╭─ Documento di origine
Lo ha dichiarato l’Assessore alle Politiche Agricole e Forestali, Luca Braia intervenendo al convegno sul tema “La terra è ricchezza, il cibo è salute e cultura” a Matera, organizzato da Cia.

“Abbiamo il dovere di rendere consapevole ogni agricoltore lucano – prosegue l’Assessore Braia – del valore dell’identità territoriale, della innovazione e della competitività fornendo strumenti di tutela che consentano le condizioni minime perché possa restare sul mercato, anche e soprattutto, come elemento vitale della nostra comunità presente e futura.

Negli ultimi 5 anni la Basilicata ha accresciuto il valore della produzione agroalimentare da 300 a 500 milioni di euro. E’ un dato, lo abbiamo fornito agli Stati Generali dell’Agricoltura a dicembre. Siamo cresciuti del 70%. L’azione di “brand Basilicata” che abbiamo sempre supportato e la capacità degli agricoltori di stare nella catena del valore finalmente inizia a dare risultati.

Ora è arrivato il tempo di fare un salto di qualità e di farlo insieme, in filiera e come sistema. Dobbiamo sentirci più Basilicata, più uniti, in un percorso da compiere insieme con gli agricoltori lucani. Abbiamo investito sui giovani che oggi scelgono l’agricoltura in maniera consapevole e organizzata. E rimangono in questa terra.
╰─
Esercizio A:
Come si traduce in inglese la frase «Negli ultimi 5 anni la Basilicata ha accresciuto il valore della produzione agroalimentare da 300 a 500 milioni di euro.», tratta dal testo sull'agricoltura lucana?
Esercizio B:
Prosegui il testo sull'agricoltura lucana, partendo subito dopo la frase «E rimangono in questa terra.»
Per lo svolgimento non occorre consultare i dati.
╭─ Dati forniti
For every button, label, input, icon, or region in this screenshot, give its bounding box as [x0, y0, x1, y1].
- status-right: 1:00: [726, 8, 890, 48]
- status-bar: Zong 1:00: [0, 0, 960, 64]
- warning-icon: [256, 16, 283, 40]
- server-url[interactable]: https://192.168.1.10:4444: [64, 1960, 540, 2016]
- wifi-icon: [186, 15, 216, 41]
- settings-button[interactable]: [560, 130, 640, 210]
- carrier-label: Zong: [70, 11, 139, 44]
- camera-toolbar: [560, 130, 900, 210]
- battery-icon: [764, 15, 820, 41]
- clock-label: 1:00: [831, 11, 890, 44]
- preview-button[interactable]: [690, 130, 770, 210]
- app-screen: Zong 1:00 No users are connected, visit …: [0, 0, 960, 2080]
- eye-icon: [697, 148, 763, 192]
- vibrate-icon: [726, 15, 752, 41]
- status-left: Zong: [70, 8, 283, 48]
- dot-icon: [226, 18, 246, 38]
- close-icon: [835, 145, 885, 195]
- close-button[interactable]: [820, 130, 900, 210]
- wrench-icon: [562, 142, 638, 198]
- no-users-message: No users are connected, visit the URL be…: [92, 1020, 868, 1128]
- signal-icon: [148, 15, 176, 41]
╰─
Risposta attesa A:
Over the last 5 years, Basilicata has increased the value of its agri-food production from 300 to 500 million euros.

Risposta attesa B:
L’autonomia imperante e semplicistica che sta venendo avanti a livello nazionale è pericolosa per le regioni meridionali. L’Italia ha un livello di infrastrutture totalmente sbilanciato tra nord e sud. Se la direzione autonomistica é questa, allora anche la Basilicata deve assolutamente rivendicare la sua parte, a partire magari proprio dal 100% delle proprie risorse naturali e del sottosuolo.

Perché la nostra Basilicata può vivere di ambiente, agricoltura e turismo – conclude l’Assessore Braia. Con un ritrovato senso di comunità e di orgoglio, a prescindere dalle province, che deve appartenerci sempre. E chiedendo con sempre più voce al Governo di aumentare l’attenzione sul sud e sul mezzogiorno. Cosa che noi non ci stancheremo di fare.”